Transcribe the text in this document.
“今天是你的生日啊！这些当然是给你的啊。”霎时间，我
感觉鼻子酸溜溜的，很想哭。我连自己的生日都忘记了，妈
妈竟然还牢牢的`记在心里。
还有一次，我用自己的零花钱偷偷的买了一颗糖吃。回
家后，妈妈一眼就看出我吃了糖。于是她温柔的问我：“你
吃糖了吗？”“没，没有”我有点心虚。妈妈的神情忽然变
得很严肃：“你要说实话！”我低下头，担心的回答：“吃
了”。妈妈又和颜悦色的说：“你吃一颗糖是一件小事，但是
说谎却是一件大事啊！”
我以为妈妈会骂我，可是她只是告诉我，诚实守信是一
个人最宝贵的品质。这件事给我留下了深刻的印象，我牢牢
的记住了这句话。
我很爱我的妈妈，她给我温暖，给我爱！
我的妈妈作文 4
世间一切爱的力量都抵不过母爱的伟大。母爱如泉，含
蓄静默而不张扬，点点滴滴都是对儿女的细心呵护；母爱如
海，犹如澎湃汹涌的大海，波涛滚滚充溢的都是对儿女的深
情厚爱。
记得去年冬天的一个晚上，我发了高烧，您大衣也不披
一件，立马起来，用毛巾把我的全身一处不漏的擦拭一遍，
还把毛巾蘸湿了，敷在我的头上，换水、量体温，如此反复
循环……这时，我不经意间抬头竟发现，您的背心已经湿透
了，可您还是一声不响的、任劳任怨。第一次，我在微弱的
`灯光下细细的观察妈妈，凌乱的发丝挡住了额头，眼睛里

→ **EXERCISE GOAL**
Give back the data above exactly as it appears.

→ **RESPONSE TO THE TASK**
Transcribe the text in this document.
“今天是你的生日啊！这些当然是给你的啊。”霎时间，我
感觉鼻子酸溜溜的，很想哭。我连自己的生日都忘记了，妈
妈竟然还牢牢的`记在心里。
还有一次，我用自己的零花钱偷偷的买了一颗糖吃。回
家后，妈妈一眼就看出我吃了糖。于是她温柔的问我：“你
吃糖了吗？”“没，没有”我有点心虚。妈妈的神情忽然变
得很严肃：“你要说实话！”我低下头，担心的回答：“吃
了”。妈妈又和颜悦色的说：“你吃一颗糖是一件小事，但是
说谎却是一件大事啊！”
我以为妈妈会骂我，可是她只是告诉我，诚实守信是一
个人最宝贵的品质。这件事给我留下了深刻的印象，我牢牢
的记住了这句话。
我很爱我的妈妈，她给我温暖，给我爱！
我的妈妈作文 4
世间一切爱的力量都抵不过母爱的伟大。母爱如泉，含
蓄静默而不张扬，点点滴滴都是对儿女的细心呵护；母爱如
海，犹如澎湃汹涌的大海，波涛滚滚充溢的都是对儿女的深
情厚爱。
记得去年冬天的一个晚上，我发了高烧，您大衣也不披
一件，立马起来，用毛巾把我的全身一处不漏的擦拭一遍，
还把毛巾蘸湿了，敷在我的头上，换水、量体温，如此反复
循环……这时，我不经意间抬头竟发现，您的背心已经湿透
了，可您还是一声不响的、任劳任怨。第一次，我在微弱的
`灯光下细细的观察妈妈，凌乱的发丝挡住了额头，眼睛里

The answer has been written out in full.